[Stored data entries]
────────────────────

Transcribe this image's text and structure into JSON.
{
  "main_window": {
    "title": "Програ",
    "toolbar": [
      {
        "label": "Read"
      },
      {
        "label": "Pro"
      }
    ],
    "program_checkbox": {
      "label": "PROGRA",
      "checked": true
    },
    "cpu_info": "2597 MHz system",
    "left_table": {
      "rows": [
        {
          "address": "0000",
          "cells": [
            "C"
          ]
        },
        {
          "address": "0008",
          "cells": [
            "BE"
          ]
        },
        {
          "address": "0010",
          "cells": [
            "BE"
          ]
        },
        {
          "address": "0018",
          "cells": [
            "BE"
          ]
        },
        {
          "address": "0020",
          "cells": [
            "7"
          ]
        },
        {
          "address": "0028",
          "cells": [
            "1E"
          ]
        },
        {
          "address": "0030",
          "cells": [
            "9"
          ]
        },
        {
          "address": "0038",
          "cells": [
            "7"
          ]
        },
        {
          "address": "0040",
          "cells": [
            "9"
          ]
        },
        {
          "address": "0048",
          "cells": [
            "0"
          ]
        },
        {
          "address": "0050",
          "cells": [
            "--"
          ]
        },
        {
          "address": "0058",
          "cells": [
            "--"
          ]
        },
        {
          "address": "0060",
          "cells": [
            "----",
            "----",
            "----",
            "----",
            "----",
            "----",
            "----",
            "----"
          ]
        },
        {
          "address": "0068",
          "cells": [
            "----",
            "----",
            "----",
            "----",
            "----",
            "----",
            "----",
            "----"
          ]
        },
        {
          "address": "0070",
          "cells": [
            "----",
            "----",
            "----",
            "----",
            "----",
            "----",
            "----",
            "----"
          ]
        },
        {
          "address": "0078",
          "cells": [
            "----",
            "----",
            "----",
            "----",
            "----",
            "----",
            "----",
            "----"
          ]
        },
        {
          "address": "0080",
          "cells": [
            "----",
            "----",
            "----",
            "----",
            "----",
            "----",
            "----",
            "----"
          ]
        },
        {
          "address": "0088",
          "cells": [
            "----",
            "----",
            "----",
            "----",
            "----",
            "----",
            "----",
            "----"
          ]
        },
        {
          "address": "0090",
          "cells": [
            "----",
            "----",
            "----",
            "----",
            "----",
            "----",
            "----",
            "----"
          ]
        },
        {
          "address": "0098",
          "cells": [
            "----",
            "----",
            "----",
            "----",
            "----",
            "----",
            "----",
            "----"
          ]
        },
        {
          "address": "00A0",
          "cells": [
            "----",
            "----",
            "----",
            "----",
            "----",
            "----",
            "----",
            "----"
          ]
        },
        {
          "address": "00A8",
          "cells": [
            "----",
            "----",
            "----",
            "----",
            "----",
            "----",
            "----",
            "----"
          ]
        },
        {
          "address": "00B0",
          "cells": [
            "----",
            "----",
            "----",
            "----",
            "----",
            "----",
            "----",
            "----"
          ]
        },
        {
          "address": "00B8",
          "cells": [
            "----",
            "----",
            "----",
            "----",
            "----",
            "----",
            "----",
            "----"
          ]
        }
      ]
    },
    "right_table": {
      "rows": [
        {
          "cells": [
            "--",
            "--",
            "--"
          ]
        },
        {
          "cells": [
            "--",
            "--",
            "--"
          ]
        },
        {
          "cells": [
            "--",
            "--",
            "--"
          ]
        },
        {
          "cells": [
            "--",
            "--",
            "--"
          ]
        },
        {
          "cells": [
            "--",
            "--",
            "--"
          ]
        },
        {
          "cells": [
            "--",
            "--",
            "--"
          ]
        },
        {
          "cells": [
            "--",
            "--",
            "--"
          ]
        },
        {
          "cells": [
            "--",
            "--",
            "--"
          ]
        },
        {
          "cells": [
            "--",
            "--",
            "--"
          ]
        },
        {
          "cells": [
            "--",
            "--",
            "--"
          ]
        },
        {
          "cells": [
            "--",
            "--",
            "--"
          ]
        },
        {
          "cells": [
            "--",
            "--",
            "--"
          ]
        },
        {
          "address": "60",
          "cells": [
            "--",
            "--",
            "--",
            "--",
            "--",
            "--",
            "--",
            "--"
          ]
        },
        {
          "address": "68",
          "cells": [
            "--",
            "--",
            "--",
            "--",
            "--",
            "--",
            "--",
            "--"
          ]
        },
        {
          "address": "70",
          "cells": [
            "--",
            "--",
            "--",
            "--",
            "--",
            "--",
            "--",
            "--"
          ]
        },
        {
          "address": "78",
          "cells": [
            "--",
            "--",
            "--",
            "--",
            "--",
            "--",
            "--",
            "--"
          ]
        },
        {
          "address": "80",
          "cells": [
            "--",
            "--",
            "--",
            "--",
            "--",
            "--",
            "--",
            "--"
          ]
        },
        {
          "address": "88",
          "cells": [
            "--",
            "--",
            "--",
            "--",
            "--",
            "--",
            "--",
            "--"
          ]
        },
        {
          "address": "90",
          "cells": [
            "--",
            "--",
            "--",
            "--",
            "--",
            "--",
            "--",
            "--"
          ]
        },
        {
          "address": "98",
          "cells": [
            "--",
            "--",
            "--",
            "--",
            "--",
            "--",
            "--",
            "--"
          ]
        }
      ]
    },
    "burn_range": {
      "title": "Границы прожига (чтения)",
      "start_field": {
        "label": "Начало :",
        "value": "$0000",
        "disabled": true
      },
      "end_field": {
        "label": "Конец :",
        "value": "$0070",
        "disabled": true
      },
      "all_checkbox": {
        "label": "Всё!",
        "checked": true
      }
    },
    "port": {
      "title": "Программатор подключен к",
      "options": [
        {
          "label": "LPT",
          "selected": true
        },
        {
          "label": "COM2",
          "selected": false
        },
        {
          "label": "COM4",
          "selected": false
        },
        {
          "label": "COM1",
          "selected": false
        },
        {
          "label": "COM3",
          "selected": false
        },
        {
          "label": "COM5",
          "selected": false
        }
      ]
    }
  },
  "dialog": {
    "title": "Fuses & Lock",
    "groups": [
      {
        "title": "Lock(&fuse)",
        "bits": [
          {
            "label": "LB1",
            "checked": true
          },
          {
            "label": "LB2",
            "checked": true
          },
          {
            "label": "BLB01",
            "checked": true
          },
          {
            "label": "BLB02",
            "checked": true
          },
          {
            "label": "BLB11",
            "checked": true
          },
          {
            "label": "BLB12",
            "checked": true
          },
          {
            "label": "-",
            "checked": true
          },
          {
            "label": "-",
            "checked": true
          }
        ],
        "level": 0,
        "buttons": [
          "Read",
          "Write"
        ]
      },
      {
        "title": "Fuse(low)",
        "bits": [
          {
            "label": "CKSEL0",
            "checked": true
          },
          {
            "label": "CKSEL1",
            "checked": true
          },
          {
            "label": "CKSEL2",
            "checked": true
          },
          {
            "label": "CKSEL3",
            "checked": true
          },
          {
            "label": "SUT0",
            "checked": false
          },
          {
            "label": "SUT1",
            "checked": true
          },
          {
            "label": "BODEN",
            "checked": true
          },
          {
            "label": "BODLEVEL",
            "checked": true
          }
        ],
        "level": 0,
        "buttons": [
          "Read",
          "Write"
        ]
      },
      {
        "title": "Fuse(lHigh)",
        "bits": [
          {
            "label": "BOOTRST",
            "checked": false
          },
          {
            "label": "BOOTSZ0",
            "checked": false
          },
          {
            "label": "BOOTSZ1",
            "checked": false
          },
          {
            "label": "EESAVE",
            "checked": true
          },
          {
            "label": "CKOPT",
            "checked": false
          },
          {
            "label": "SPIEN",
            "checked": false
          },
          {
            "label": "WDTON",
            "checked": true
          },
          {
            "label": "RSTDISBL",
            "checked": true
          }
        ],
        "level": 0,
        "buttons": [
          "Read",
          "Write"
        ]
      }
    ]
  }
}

────────────────────

Written instruction
Copy down the whole of the data above, matching it exactly.

Written answer
Transcribe this image's text and structure into JSON.
{
  "main_window": {
    "title": "Програ",
    "toolbar": [
      {
        "label": "Read"
      },
      {
        "label": "Pro"
      }
    ],
    "program_checkbox": {
      "label": "PROGRA",
      "checked": true
    },
    "cpu_info": "2597 MHz system",
    "left_table": {
      "rows": [
        {
          "address": "0000",
          "cells": [
            "C"
          ]
        },
        {
          "address": "0008",
          "cells": [
            "BE"
          ]
        },
        {
          "address": "0010",
          "cells": [
            "BE"
          ]
        },
        {
          "address": "0018",
          "cells": [
            "BE"
          ]
        },
        {
          "address": "0020",
          "cells": [
            "7"
          ]
        },
        {
          "address": "0028",
          "cells": [
            "1E"
          ]
        },
        {
          "address": "0030",
          "cells": [
            "9"
          ]
        },
        {
          "address": "0038",
          "cells": [
            "7"
          ]
        },
        {
          "address": "0040",
          "cells": [
            "9"
          ]
        },
        {
          "address": "0048",
          "cells": [
            "0"
          ]
        },
        {
          "address": "0050",
          "cells": [
            "--"
          ]
        },
        {
          "address": "0058",
          "cells": [
            "--"
          ]
        },
        {
          "address": "0060",
          "cells": [
            "----",
            "----",
            "----",
            "----",
            "----",
            "----",
            "----",
            "----"
          ]
        },
        {
          "address": "0068",
          "cells": [
            "----",
            "----",
            "----",
            "----",
            "----",
            "----",
            "----",
            "----"
          ]
        },
        {
          "address": "0070",
          "cells": [
            "----",
            "----",
            "----",
            "----",
            "----",
            "----",
            "----",
            "----"
          ]
        },
        {
          "address": "0078",
          "cells": [
            "----",
            "----",
            "----",
            "----",
            "----",
            "----",
            "----",
            "----"
          ]
        },
        {
          "address": "0080",
          "cells": [
            "----",
            "----",
            "----",
            "----",
            "----",
            "----",
            "----",
            "----"
          ]
        },
        {
          "address": "0088",
          "cells": [
            "----",
            "----",
            "----",
            "----",
            "----",
            "----",
            "----",
            "----"
          ]
        },
        {
          "address": "0090",
          "cells": [
            "----",
            "----",
            "----",
            "----",
            "----",
            "----",
            "----",
            "----"
          ]
        },
        {
          "address": "0098",
          "cells": [
            "----",
            "----",
            "----",
            "----",
            "----",
            "----",
            "----",
            "----"
          ]
        },
        {
          "address": "00A0",
          "cells": [
            "----",
            "----",
            "----",
            "----",
            "----",
            "----",
            "----",
            "----"
          ]
        },
        {
          "address": "00A8",
          "cells": [
            "----",
            "----",
            "----",
            "----",
            "----",
            "----",
            "----",
            "----"
          ]
        },
        {
          "address": "00B0",
          "cells": [
            "----",
            "----",
            "----",
            "----",
            "----",
            "----",
            "----",
            "----"
          ]
        },
        {
          "address": "00B8",
          "cells": [
            "----",
            "----",
            "----",
            "----",
            "----",
            "----",
            "----",
            "----"
          ]
        }
      ]
    },
    "right_table": {
      "rows": [
        {
          "cells": [
            "--",
            "--",
            "--"
          ]
        },
        {
          "cells": [
            "--",
            "--",
            "--"
          ]
        },
        {
          "cells": [
            "--",
            "--",
            "--"
          ]
        },
        {
          "cells": [
            "--",
            "--",
            "--"
          ]
        },
        {
          "cells": [
            "--",
            "--",
            "--"
          ]
        },
        {
          "cells": [
            "--",
            "--",
            "--"
          ]
        },
        {
          "cells": [
            "--",
            "--",
            "--"
          ]
        },
        {
          "cells": [
            "--",
            "--",
            "--"
          ]
        },
        {
          "cells": [
            "--",
            "--",
            "--"
          ]
        },
        {
          "cells": [
            "--",
            "--",
            "--"
          ]
        },
        {
          "cells": [
            "--",
            "--",
            "--"
          ]
        },
        {
          "cells": [
            "--",
            "--",
            "--"
          ]
        },
        {
          "address": "60",
          "cells": [
            "--",
            "--",
            "--",
            "--",
            "--",
            "--",
            "--",
            "--"
          ]
        },
        {
          "address": "68",
          "cells": [
            "--",
            "--",
            "--",
            "--",
            "--",
            "--",
            "--",
            "--"
          ]
        },
        {
          "address": "70",
          "cells": [
            "--",
            "--",
            "--",
            "--",
            "--",
            "--",
            "--",
            "--"
          ]
        },
        {
          "address": "78",
          "cells": [
            "--",
            "--",
            "--",
            "--",
            "--",
            "--",
            "--",
            "--"
          ]
        },
        {
          "address": "80",
          "cells": [
            "--",
            "--",
            "--",
            "--",
            "--",
            "--",
            "--",
            "--"
          ]
        },
        {
          "address": "88",
          "cells": [
            "--",
            "--",
            "--",
            "--",
            "--",
            "--",
            "--",
            "--"
          ]
        },
        {
          "address": "90",
          "cells": [
            "--",
            "--",
            "--",
            "--",
            "--",
            "--",
            "--",
            "--"
          ]
        },
        {
          "address": "98",
          "cells": [
            "--",
            "--",
            "--",
            "--",
            "--",
            "--",
            "--",
            "--"
          ]
        }
      ]
    },
    "burn_range": {
      "title": "Границы прожига (чтения)",
      "start_field": {
        "label": "Начало :",
        "value": "$0000",
        "disabled": true
      },
      "end_field": {
        "label": "Конец :",
        "value": "$0070",
        "disabled": true
      },
      "all_checkbox": {
        "label": "Всё!",
        "checked": true
      }
    },
    "port": {
      "title": "Программатор подключен к",
      "options": [
        {
          "label": "LPT",
          "selected": true
        },
        {
          "label": "COM2",
          "selected": false
        },
        {
          "label": "COM4",
          "selected": false
        },
        {
          "label": "COM1",
          "selected": false
        },
        {
          "label": "COM3",
          "selected": false
        },
        {
          "label": "COM5",
          "selected": false
        }
      ]
    }
  },
  "dialog": {
    "title": "Fuses & Lock",
    "groups": [
      {
        "title": "Lock(&fuse)",
        "bits": [
          {
            "label": "LB1",
            "checked": true
          },
          {
            "label": "LB2",
            "checked": true
          },
          {
            "label": "BLB01",
            "checked": true
          },
          {
            "label": "BLB02",
            "checked": true
          },
          {
            "label": "BLB11",
            "checked": true
          },
          {
            "label": "BLB12",
            "checked": true
          },
          {
            "label": "-",
            "checked": true
          },
          {
            "label": "-",
            "checked": true
          }
        ],
        "level": 0,
        "buttons": [
          "Read",
          "Write"
        ]
      },
      {
        "title": "Fuse(low)",
        "bits": [
          {
            "label": "CKSEL0",
            "checked": true
          },
          {
            "label": "CKSEL1",
            "checked": true
          },
          {
            "label": "CKSEL2",
            "checked": true
          },
          {
            "label": "CKSEL3",
            "checked": true
          },
          {
            "label": "SUT0",
            "checked": false
          },
          {
            "label": "SUT1",
            "checked": true
          },
          {
            "label": "BODEN",
            "checked": true
          },
          {
            "label": "BODLEVEL",
            "checked": true
          }
        ],
        "level": 0,
        "buttons": [
          "Read",
          "Write"
        ]
      },
      {
        "title": "Fuse(lHigh)",
        "bits": [
          {
            "label": "BOOTRST",
            "checked": false
          },
          {
            "label": "BOOTSZ0",
            "checked": false
          },
          {
            "label": "BOOTSZ1",
            "checked": false
          },
          {
            "label": "EESAVE",
            "checked": true
          },
          {
            "label": "CKOPT",
            "checked": false
          },
          {
            "label": "SPIEN",
            "checked": false
          },
          {
            "label": "WDTON",
            "checked": true
          },
          {
            "label": "RSTDISBL",
            "checked": true
          }
        ],
        "level": 0,
        "buttons": [
          "Read",
          "Write"
        ]
      }
    ]
  }
}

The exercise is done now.